▸ **PROBLEM REQUIREMENTS**: Answer with nothing but a number: how many lines include the word "type"?

▸ **RECORDS SUPPLIED**:
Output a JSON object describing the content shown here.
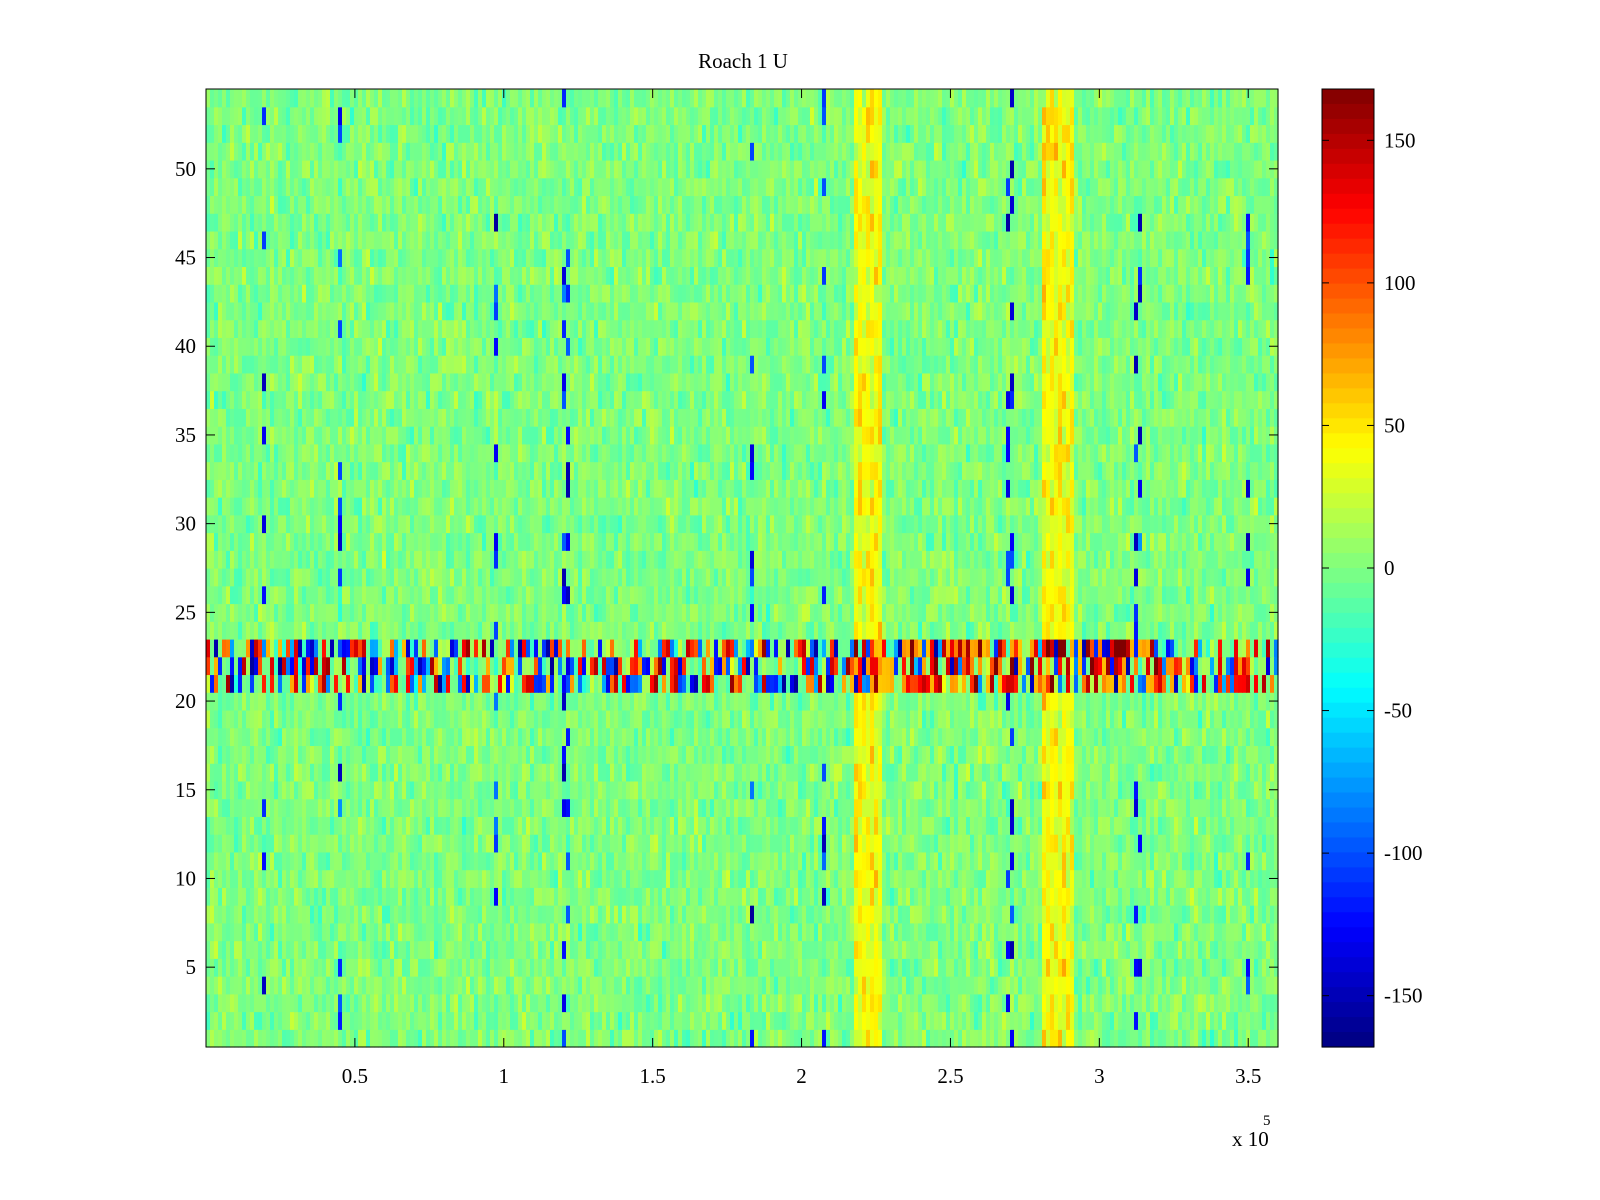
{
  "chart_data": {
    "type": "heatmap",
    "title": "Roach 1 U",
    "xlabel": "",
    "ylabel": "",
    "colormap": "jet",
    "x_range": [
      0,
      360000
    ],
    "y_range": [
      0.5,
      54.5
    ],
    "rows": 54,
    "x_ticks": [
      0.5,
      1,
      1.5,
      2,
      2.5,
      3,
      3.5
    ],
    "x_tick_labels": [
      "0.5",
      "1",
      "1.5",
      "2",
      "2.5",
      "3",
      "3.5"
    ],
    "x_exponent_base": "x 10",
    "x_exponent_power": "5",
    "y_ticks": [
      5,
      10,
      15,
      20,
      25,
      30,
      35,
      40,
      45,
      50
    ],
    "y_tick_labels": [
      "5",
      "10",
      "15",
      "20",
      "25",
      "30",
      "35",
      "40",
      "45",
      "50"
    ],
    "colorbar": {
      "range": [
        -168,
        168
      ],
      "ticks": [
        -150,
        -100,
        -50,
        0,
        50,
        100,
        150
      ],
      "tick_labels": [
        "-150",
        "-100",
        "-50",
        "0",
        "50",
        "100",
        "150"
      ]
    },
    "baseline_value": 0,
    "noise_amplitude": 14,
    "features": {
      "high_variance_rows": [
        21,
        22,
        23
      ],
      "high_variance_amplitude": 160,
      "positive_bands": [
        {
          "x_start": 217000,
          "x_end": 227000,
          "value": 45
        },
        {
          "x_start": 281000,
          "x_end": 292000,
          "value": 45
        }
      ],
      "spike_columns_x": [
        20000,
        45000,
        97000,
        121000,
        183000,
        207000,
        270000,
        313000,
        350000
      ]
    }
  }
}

--

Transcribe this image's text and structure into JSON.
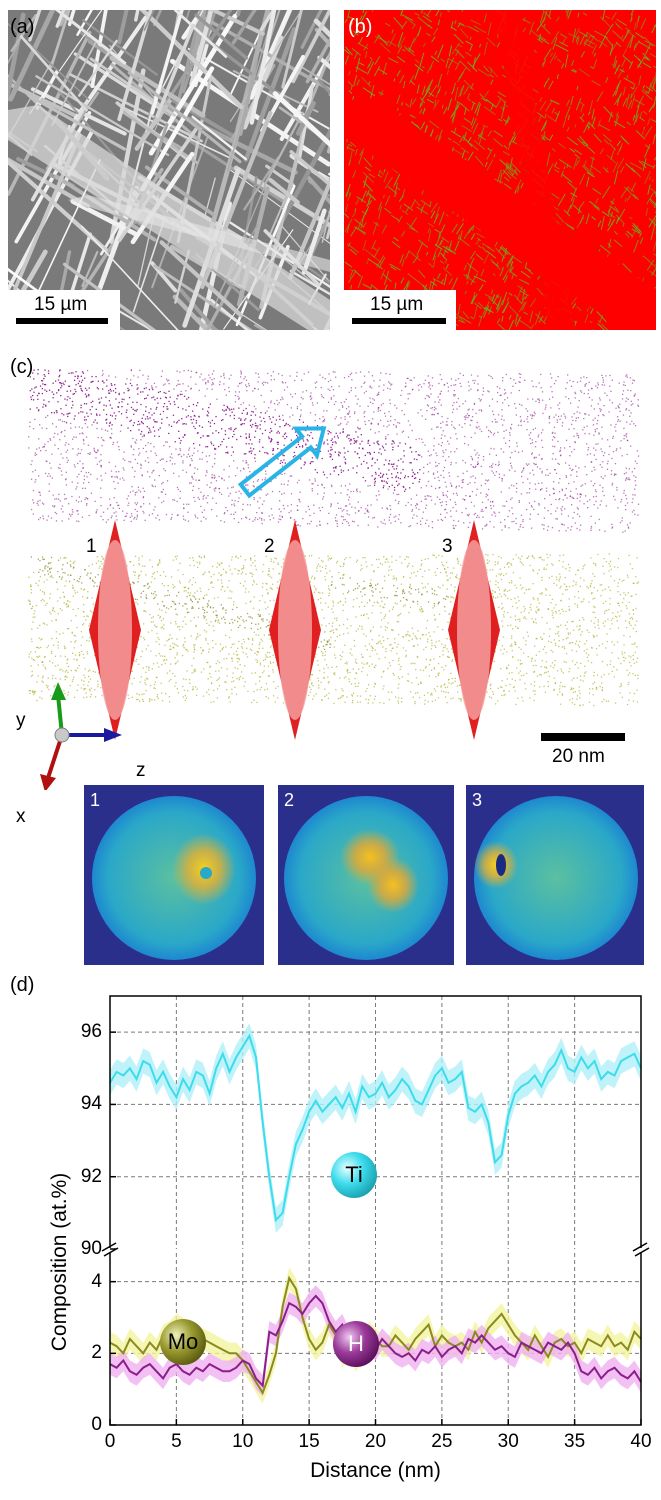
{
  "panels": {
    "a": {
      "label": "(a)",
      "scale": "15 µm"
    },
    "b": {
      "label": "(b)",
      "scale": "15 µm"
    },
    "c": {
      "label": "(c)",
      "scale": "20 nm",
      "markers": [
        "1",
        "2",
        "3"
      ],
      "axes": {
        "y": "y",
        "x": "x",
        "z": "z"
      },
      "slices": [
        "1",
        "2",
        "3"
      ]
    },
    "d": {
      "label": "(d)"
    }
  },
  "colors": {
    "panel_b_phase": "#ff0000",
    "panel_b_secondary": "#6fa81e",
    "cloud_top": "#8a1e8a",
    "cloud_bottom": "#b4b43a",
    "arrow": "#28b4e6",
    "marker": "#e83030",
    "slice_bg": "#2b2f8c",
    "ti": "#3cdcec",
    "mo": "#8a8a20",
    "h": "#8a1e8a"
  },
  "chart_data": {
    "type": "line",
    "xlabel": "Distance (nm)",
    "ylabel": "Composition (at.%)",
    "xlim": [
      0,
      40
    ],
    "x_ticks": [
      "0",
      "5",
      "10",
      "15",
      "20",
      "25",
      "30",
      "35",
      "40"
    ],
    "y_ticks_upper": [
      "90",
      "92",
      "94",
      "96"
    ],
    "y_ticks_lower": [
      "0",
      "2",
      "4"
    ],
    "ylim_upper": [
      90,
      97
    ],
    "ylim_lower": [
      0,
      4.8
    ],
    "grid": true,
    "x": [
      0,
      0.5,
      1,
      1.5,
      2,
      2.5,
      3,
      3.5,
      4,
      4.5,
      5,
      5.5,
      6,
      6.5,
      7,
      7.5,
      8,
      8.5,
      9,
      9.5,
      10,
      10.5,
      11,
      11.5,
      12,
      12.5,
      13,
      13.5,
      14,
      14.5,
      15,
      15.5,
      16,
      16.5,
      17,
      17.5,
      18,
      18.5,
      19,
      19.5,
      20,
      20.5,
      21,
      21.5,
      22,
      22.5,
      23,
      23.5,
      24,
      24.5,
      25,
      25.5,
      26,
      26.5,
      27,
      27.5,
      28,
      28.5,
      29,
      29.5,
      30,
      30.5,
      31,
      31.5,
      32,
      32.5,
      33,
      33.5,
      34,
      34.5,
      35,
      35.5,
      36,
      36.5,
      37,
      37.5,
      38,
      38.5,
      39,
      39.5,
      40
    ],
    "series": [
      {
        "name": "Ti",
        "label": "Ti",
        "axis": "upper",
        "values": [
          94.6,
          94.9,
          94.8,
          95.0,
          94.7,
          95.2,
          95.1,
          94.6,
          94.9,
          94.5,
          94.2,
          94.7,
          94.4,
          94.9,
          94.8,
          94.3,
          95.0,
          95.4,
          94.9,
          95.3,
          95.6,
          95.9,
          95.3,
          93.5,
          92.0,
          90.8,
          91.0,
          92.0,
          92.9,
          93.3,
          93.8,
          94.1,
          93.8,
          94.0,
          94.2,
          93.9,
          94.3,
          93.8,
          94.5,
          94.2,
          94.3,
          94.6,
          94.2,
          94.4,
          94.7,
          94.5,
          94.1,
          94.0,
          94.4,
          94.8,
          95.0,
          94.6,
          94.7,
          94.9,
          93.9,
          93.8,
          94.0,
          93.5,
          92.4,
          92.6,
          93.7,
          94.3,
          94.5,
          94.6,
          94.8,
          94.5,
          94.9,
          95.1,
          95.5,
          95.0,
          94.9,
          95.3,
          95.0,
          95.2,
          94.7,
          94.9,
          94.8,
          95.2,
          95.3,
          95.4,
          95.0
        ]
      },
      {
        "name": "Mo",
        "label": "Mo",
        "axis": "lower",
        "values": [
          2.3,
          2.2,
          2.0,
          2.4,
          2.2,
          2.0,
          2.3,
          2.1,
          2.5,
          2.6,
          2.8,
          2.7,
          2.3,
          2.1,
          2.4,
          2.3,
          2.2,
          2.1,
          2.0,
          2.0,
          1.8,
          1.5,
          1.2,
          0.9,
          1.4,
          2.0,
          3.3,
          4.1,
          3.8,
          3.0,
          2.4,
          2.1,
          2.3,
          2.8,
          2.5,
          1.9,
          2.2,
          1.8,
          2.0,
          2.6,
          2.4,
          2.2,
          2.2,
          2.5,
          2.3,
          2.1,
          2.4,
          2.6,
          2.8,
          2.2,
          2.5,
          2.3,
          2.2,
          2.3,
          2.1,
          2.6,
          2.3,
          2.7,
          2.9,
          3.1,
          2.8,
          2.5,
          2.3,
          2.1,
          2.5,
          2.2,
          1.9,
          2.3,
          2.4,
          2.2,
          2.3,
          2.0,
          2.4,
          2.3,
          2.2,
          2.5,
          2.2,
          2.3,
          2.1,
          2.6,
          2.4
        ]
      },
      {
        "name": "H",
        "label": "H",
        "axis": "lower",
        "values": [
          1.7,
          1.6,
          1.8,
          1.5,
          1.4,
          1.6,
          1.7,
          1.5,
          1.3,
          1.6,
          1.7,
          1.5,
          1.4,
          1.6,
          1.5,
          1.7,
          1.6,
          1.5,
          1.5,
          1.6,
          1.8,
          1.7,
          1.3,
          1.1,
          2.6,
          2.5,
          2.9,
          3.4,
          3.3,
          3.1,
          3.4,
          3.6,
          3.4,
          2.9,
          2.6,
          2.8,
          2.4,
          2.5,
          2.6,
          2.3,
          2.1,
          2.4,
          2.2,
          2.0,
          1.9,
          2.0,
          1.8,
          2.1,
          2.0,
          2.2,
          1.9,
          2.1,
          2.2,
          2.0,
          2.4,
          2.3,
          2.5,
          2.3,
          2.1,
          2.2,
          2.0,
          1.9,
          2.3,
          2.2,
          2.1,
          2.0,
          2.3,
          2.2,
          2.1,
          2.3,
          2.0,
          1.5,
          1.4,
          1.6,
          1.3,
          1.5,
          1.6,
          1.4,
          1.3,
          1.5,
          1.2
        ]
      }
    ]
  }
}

---

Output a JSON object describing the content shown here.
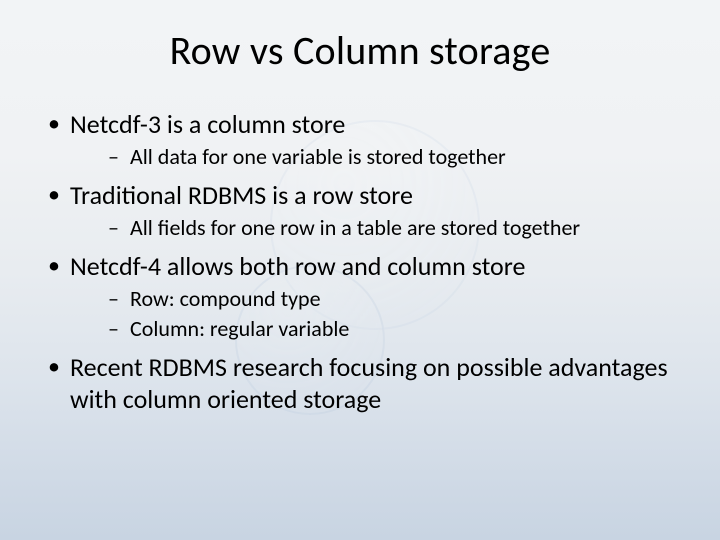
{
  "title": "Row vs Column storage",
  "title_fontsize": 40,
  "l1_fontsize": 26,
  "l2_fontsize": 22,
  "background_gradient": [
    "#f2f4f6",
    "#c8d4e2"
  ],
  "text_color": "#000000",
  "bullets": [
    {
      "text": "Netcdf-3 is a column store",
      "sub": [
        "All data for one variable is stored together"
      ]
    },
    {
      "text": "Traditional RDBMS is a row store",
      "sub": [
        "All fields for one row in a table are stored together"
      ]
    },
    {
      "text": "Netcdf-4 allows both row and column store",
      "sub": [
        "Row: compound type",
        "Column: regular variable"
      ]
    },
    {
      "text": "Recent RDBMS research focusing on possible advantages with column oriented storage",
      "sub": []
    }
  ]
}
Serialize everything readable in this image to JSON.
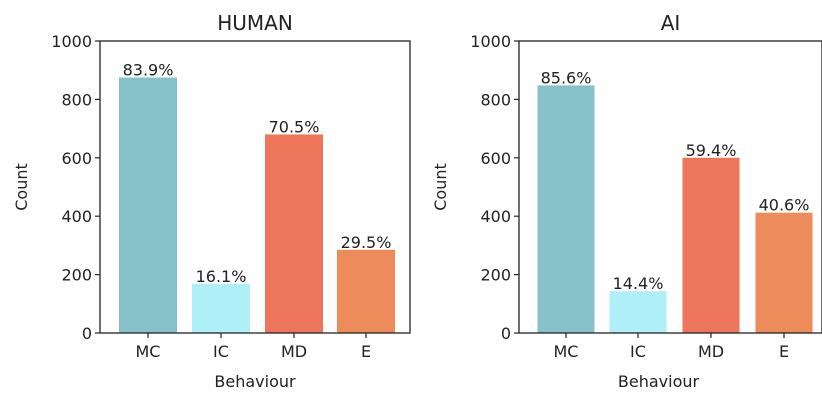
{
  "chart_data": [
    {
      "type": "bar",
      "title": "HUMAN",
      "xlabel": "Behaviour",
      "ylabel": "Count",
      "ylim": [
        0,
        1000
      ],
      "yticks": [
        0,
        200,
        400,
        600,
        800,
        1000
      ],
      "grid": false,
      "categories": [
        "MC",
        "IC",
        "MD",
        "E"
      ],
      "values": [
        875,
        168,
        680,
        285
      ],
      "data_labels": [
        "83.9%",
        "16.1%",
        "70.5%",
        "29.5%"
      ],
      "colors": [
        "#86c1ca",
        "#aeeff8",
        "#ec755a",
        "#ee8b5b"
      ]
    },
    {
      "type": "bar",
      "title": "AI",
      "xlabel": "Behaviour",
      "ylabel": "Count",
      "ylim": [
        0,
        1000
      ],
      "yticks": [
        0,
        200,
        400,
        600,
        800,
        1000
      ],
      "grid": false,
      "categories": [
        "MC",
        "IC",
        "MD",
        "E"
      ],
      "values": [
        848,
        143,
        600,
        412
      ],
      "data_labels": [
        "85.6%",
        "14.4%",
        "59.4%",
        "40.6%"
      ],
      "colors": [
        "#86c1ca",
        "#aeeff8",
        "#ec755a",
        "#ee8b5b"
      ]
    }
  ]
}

▸ **EXERCISE ANSWER**: 5